(Dataset entries)
* Begin *
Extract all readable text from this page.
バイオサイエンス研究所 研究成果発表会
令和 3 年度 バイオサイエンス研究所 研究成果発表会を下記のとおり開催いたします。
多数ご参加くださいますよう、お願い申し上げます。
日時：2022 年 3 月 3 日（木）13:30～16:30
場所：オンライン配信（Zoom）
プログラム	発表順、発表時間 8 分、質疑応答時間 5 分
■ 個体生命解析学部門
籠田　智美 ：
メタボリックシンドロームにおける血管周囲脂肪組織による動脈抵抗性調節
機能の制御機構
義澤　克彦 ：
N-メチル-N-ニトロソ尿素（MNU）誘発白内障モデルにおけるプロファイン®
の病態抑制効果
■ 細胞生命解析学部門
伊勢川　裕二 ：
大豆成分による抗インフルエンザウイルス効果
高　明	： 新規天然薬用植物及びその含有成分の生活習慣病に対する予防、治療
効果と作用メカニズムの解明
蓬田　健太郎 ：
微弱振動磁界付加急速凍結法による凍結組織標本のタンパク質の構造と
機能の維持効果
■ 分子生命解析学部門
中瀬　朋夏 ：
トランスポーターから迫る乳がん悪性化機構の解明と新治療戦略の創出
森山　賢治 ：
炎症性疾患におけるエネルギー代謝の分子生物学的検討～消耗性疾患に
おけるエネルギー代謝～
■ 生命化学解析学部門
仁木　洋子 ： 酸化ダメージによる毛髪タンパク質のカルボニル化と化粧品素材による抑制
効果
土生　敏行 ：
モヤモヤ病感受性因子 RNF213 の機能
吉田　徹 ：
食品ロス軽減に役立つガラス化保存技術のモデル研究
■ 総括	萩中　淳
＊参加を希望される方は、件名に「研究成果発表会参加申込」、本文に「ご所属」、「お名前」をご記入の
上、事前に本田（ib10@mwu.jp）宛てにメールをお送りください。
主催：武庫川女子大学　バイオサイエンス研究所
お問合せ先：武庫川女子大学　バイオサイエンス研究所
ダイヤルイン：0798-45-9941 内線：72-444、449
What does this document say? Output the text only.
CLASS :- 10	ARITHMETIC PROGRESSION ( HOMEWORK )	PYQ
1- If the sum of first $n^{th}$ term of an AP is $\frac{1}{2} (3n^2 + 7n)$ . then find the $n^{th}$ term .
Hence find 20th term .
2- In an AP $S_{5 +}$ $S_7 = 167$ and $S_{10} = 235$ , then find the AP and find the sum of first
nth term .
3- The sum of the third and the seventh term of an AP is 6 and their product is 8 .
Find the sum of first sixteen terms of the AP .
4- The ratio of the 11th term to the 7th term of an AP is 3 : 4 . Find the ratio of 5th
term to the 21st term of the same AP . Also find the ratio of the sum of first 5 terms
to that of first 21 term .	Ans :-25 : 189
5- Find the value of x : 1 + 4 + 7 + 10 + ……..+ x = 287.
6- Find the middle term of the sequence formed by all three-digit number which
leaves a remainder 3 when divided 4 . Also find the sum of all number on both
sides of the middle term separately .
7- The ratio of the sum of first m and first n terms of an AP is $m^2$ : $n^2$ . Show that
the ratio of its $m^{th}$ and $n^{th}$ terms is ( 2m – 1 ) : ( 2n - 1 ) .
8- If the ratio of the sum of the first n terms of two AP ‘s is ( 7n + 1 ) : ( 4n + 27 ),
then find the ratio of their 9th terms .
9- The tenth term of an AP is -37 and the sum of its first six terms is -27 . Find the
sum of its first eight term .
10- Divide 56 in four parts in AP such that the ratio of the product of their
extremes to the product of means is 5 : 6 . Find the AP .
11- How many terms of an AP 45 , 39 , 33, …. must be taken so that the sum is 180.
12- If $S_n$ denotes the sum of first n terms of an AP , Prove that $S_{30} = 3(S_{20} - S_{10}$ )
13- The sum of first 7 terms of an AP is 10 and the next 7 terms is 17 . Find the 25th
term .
* End *
Write each line above out exactly.

Extract all readable text from this page.
バイオサイエンス研究所 研究成果発表会
令和 3 年度 バイオサイエンス研究所 研究成果発表会を下記のとおり開催いたします。
多数ご参加くださいますよう、お願い申し上げます。
日時：2022 年 3 月 3 日（木）13:30～16:30
場所：オンライン配信（Zoom）
プログラム	発表順、発表時間 8 分、質疑応答時間 5 分
■ 個体生命解析学部門
籠田　智美 ：
メタボリックシンドロームにおける血管周囲脂肪組織による動脈抵抗性調節
機能の制御機構
義澤　克彦 ：
N-メチル-N-ニトロソ尿素（MNU）誘発白内障モデルにおけるプロファイン®
の病態抑制効果
■ 細胞生命解析学部門
伊勢川　裕二 ：
大豆成分による抗インフルエンザウイルス効果
高　明	： 新規天然薬用植物及びその含有成分の生活習慣病に対する予防、治療
効果と作用メカニズムの解明
蓬田　健太郎 ：
微弱振動磁界付加急速凍結法による凍結組織標本のタンパク質の構造と
機能の維持効果
■ 分子生命解析学部門
中瀬　朋夏 ：
トランスポーターから迫る乳がん悪性化機構の解明と新治療戦略の創出
森山　賢治 ：
炎症性疾患におけるエネルギー代謝の分子生物学的検討～消耗性疾患に
おけるエネルギー代謝～
■ 生命化学解析学部門
仁木　洋子 ： 酸化ダメージによる毛髪タンパク質のカルボニル化と化粧品素材による抑制
効果
土生　敏行 ：
モヤモヤ病感受性因子 RNF213 の機能
吉田　徹 ：
食品ロス軽減に役立つガラス化保存技術のモデル研究
■ 総括	萩中　淳
＊参加を希望される方は、件名に「研究成果発表会参加申込」、本文に「ご所属」、「お名前」をご記入の
上、事前に本田（ib10@mwu.jp）宛てにメールをお送りください。
主催：武庫川女子大学　バイオサイエンス研究所
お問合せ先：武庫川女子大学　バイオサイエンス研究所
ダイヤルイン：0798-45-9941 内線：72-444、449
What does this document say? Output the text only.
CLASS :- 10	ARITHMETIC PROGRESSION ( HOMEWORK )	PYQ
1- If the sum of first $n^{th}$ term of an AP is $\frac{1}{2} (3n^2 + 7n)$ . then find the $n^{th}$ term .
Hence find 20th term .
2- In an AP $S_{5 +}$ $S_7 = 167$ and $S_{10} = 235$ , then find the AP and find the sum of first
nth term .
3- The sum of the third and the seventh term of an AP is 6 and their product is 8 .
Find the sum of first sixteen terms of the AP .
4- The ratio of the 11th term to the 7th term of an AP is 3 : 4 . Find the ratio of 5th
term to the 21st term of the same AP . Also find the ratio of the sum of first 5 terms
to that of first 21 term .	Ans :-25 : 189
5- Find the value of x : 1 + 4 + 7 + 10 + ……..+ x = 287.
6- Find the middle term of the sequence formed by all three-digit number which
leaves a remainder 3 when divided 4 . Also find the sum of all number on both
sides of the middle term separately .
7- The ratio of the sum of first m and first n terms of an AP is $m^2$ : $n^2$ . Show that
the ratio of its $m^{th}$ and $n^{th}$ terms is ( 2m – 1 ) : ( 2n - 1 ) .
8- If the ratio of the sum of the first n terms of two AP ‘s is ( 7n + 1 ) : ( 4n + 27 ),
then find the ratio of their 9th terms .
9- The tenth term of an AP is -37 and the sum of its first six terms is -27 . Find the
sum of its first eight term .
10- Divide 56 in four parts in AP such that the ratio of the product of their
extremes to the product of means is 5 : 6 . Find the AP .
11- How many terms of an AP 45 , 39 , 33, …. must be taken so that the sum is 180.
12- If $S_n$ denotes the sum of first n terms of an AP , Prove that $S_{30} = 3(S_{20} - S_{10}$ )
13- The sum of first 7 terms of an AP is 10 and the next 7 terms is 17 . Find the 25th
term .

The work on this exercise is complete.